┏━━

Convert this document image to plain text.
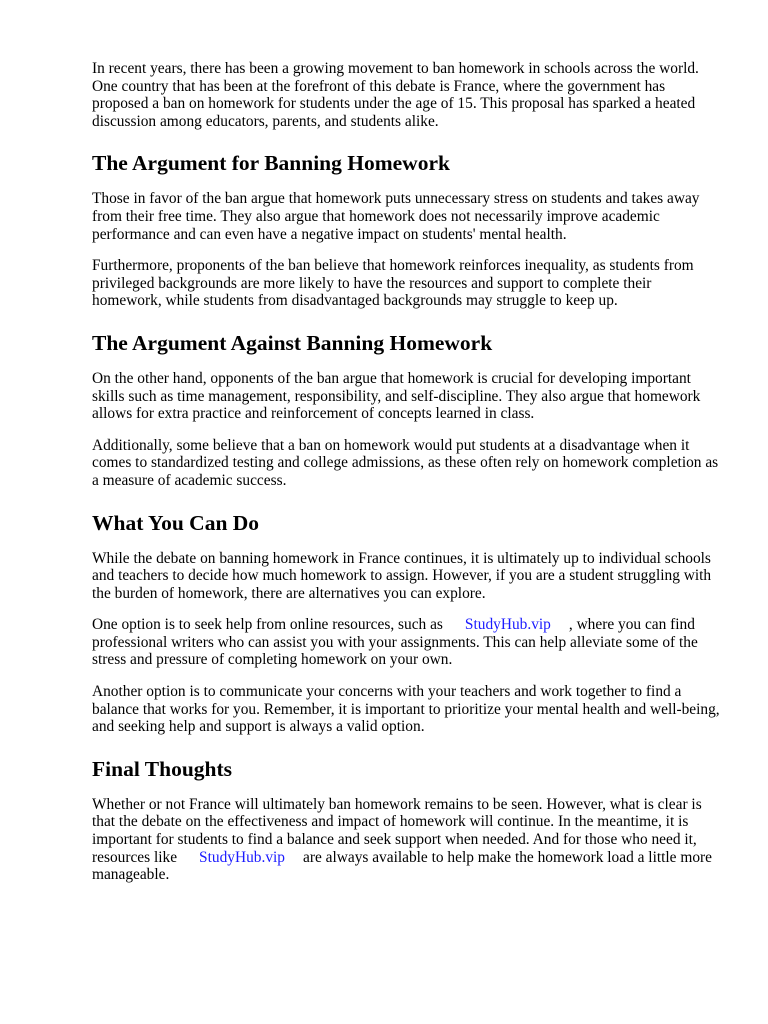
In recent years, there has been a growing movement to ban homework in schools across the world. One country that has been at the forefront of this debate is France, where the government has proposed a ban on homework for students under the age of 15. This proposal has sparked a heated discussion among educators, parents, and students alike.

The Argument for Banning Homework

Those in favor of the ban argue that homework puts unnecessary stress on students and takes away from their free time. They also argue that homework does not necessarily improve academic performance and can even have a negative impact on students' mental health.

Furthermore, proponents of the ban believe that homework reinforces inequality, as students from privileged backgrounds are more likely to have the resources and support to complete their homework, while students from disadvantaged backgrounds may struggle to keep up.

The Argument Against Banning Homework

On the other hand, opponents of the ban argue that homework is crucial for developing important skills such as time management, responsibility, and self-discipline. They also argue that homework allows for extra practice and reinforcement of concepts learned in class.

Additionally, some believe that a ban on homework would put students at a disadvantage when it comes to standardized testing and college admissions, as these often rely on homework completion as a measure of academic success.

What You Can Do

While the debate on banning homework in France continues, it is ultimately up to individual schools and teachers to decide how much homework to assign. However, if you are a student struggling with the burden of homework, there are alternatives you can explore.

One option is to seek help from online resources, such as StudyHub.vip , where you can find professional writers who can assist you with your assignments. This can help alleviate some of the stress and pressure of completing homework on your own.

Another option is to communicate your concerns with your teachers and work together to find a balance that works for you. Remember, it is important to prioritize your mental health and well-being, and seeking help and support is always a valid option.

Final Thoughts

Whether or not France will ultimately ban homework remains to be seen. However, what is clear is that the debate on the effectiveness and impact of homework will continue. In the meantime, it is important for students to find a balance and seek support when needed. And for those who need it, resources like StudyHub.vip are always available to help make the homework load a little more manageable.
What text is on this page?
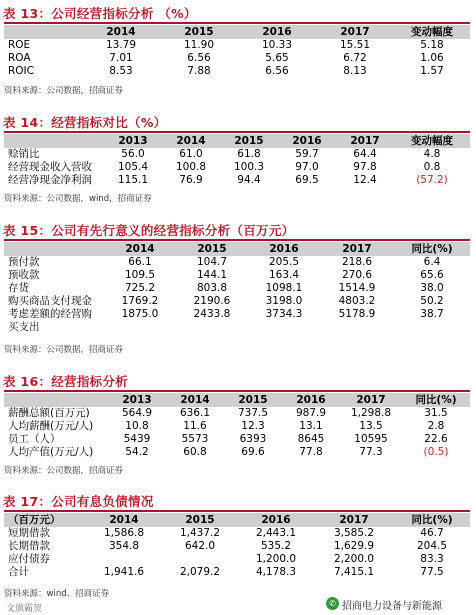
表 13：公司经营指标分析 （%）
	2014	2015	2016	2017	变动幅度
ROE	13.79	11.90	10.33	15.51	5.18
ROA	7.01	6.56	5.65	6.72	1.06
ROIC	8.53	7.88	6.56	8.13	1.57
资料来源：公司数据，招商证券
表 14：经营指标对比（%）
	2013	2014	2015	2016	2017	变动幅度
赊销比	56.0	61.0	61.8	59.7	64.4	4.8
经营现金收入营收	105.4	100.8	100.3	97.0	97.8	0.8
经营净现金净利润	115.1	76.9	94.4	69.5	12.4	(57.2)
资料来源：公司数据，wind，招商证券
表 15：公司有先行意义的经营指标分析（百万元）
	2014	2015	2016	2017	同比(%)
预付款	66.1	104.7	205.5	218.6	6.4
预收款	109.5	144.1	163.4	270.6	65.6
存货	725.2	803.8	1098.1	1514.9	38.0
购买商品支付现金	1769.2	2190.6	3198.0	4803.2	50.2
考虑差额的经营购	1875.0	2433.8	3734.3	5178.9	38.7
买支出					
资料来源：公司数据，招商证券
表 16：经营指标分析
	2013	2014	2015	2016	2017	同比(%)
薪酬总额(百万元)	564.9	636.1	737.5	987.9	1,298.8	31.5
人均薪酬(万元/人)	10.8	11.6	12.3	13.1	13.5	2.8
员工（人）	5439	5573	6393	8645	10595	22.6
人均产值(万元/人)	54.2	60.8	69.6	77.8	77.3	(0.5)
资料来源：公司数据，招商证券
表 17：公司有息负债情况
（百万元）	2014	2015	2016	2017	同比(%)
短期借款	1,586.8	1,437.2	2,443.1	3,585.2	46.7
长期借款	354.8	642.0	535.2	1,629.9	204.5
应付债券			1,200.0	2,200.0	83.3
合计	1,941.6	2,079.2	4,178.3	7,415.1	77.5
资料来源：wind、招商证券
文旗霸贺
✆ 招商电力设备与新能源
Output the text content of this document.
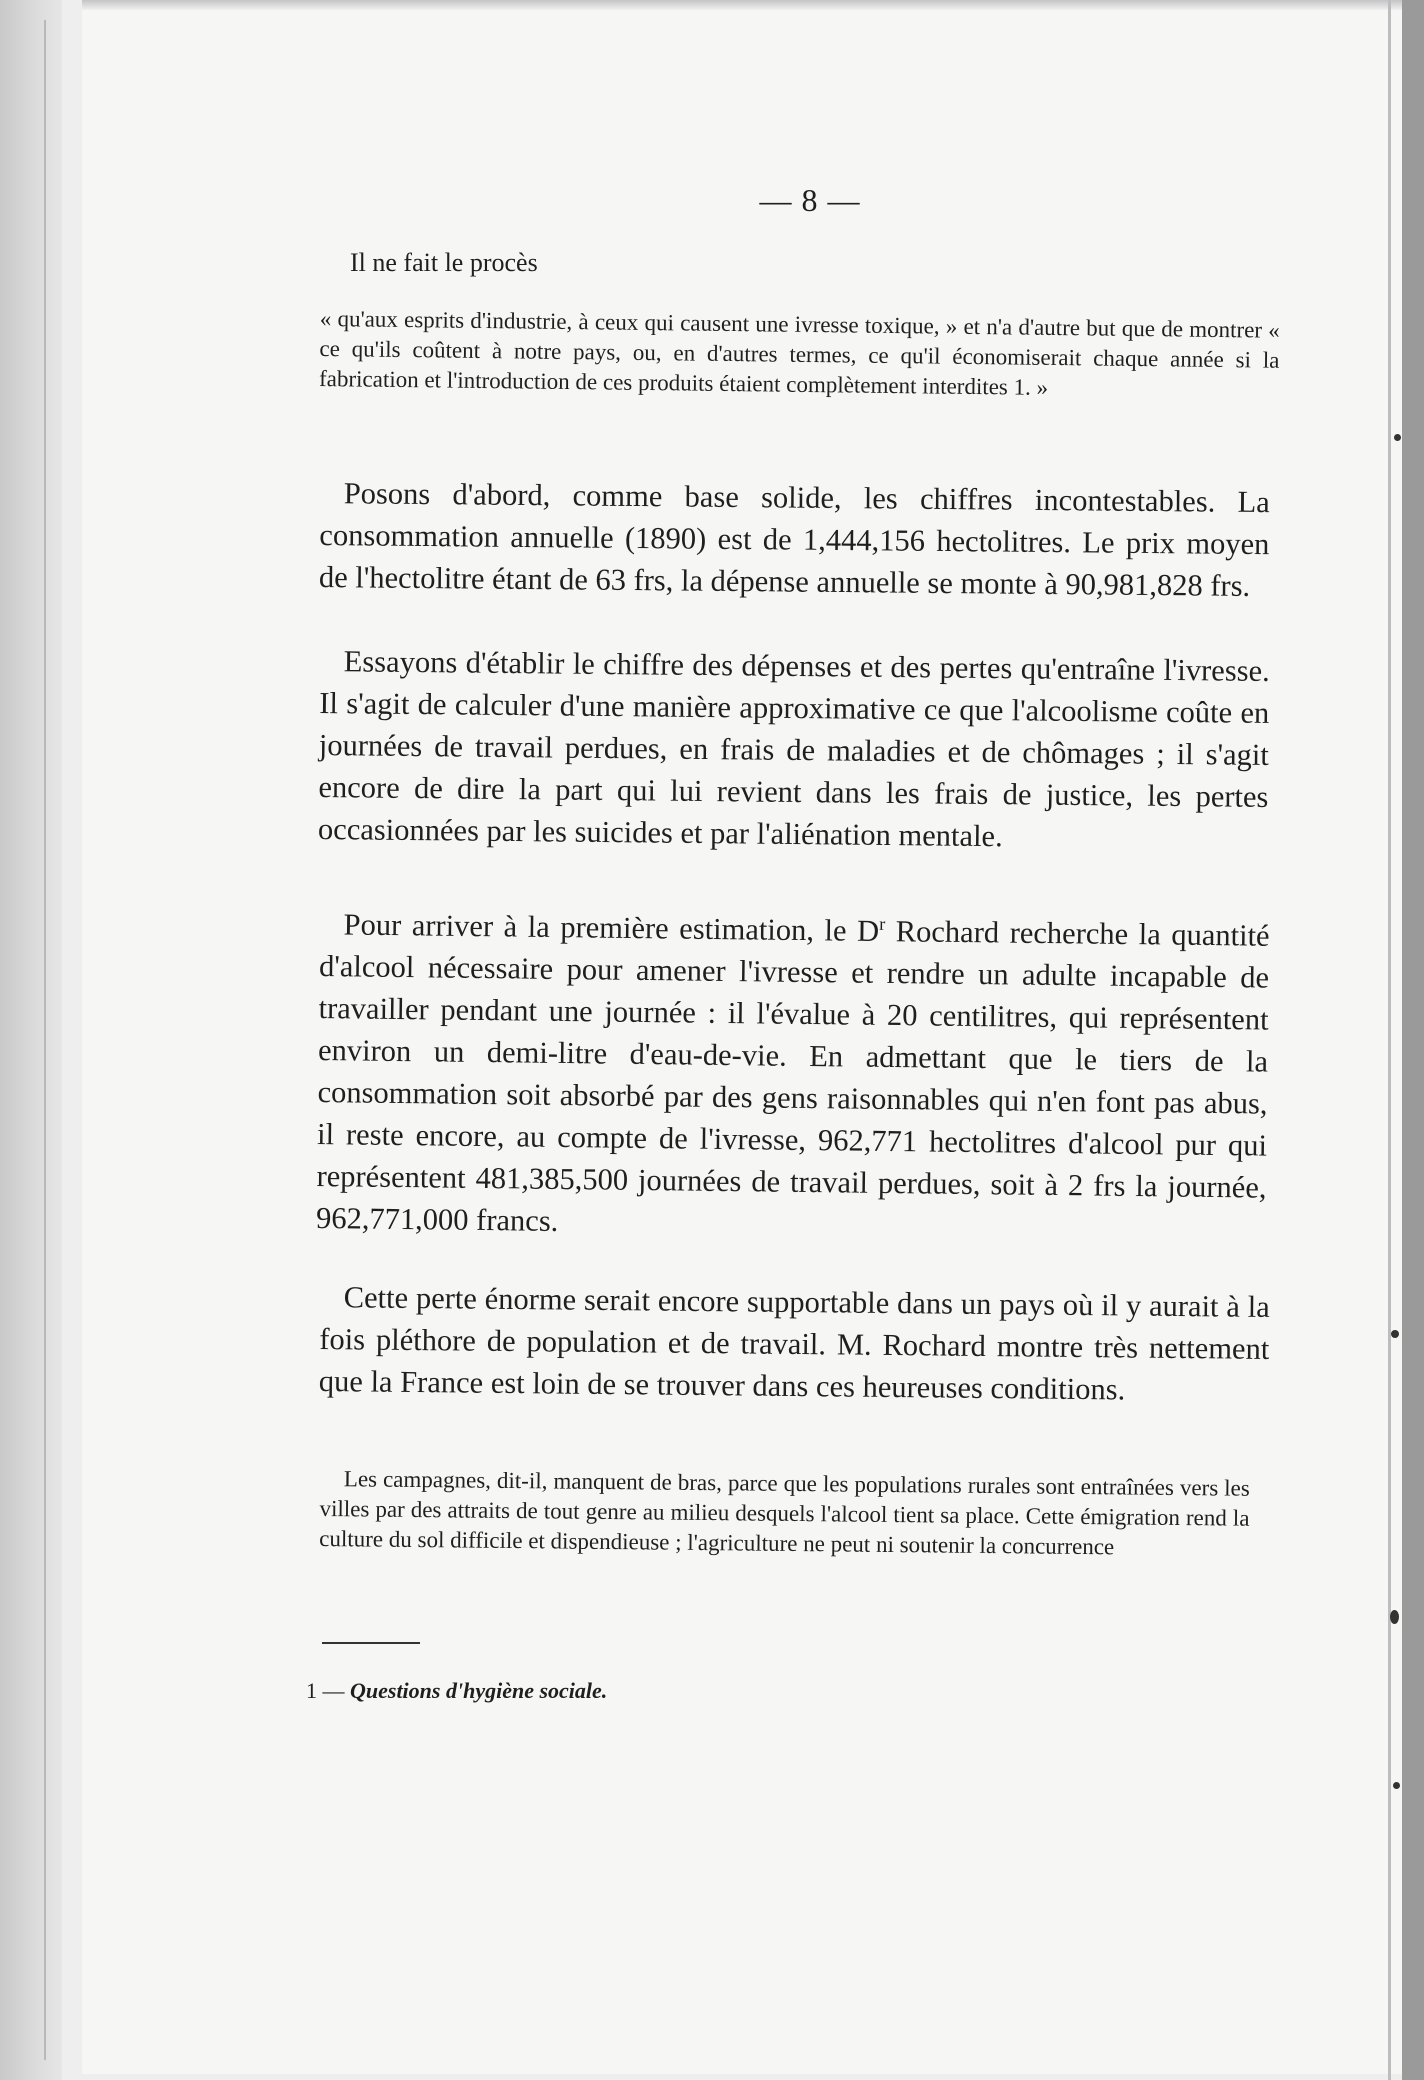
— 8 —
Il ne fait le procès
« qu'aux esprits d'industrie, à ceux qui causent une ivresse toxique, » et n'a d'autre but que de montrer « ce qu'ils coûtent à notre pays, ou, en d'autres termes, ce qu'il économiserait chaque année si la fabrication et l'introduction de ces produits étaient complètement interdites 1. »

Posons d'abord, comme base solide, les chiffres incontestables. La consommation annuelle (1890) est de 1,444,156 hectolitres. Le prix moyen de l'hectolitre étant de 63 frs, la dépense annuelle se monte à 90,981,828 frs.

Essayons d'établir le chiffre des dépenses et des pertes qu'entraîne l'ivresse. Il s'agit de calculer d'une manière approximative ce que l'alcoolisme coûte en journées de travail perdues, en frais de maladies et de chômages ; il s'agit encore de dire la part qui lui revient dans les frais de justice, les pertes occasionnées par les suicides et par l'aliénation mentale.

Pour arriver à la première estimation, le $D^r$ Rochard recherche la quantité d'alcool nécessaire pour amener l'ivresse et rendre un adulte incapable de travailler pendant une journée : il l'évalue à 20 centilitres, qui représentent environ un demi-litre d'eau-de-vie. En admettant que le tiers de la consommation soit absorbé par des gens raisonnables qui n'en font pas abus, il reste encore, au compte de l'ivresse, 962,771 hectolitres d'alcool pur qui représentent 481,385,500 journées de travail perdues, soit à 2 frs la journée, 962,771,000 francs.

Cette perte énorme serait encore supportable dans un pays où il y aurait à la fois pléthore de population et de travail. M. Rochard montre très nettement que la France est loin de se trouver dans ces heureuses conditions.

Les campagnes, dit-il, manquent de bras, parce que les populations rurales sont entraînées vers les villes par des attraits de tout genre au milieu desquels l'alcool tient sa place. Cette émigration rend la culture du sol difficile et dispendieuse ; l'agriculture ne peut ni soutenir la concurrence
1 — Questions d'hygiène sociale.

┗━━
┏━━

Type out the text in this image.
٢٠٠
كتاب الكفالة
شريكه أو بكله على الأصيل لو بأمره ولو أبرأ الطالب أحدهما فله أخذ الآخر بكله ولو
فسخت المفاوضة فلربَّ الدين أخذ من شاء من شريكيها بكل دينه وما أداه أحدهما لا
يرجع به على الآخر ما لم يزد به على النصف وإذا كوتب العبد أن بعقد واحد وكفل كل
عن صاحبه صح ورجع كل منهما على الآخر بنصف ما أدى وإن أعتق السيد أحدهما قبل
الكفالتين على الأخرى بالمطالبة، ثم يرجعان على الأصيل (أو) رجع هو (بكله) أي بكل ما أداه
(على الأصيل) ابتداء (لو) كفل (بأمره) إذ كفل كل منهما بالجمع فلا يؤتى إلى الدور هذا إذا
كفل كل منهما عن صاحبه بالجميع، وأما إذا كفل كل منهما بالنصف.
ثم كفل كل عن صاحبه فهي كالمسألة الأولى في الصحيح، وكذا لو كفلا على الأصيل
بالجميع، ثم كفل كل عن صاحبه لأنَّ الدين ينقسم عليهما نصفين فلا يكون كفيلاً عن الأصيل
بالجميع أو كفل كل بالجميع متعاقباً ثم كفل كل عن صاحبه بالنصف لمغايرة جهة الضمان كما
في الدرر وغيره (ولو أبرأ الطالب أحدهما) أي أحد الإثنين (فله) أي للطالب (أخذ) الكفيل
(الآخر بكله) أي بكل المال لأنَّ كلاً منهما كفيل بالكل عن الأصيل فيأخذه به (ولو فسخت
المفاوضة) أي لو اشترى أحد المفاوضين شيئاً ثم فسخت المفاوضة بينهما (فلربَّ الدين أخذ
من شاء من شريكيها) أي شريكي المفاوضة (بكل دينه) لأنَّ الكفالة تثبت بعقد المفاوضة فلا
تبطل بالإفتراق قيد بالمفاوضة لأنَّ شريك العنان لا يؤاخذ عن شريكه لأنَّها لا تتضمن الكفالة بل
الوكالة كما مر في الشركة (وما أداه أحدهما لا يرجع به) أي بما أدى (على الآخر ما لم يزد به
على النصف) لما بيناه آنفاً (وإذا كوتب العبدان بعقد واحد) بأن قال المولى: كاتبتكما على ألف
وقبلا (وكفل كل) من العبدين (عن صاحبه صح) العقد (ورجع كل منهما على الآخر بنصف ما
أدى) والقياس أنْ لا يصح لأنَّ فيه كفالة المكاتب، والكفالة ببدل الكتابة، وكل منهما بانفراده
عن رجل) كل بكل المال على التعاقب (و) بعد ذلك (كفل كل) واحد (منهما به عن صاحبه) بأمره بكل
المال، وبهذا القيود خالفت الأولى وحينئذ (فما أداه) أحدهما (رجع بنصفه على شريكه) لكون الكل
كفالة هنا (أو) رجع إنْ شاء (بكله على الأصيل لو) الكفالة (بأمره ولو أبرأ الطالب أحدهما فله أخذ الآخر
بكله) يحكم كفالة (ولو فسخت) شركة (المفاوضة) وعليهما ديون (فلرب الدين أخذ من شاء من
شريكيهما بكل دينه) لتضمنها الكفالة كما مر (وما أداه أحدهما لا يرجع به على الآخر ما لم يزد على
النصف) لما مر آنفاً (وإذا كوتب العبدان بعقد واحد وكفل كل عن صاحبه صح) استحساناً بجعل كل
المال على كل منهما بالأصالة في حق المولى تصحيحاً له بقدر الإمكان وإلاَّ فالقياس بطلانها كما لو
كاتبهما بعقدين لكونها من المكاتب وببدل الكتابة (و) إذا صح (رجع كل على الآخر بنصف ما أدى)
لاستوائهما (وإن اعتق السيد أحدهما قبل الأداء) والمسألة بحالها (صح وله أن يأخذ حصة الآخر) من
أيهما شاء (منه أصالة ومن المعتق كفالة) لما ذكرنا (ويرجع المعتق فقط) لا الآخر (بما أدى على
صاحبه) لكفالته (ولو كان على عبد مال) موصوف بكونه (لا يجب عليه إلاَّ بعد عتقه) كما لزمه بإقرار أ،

┗━━

What needs to be done:
Filter the records above and return every line that holds the word "شريكيها".

Exercise result:
فسخت المفاوضة فلربَّ الدين أخذ من شاء من شريكيها بكل دينه وما أداه أحدهما لا
من شاء من شريكيها) أي شريكي المفاوضة (بكل دينه) لأنَّ الكفالة تثبت بعقد المفاوضة فلا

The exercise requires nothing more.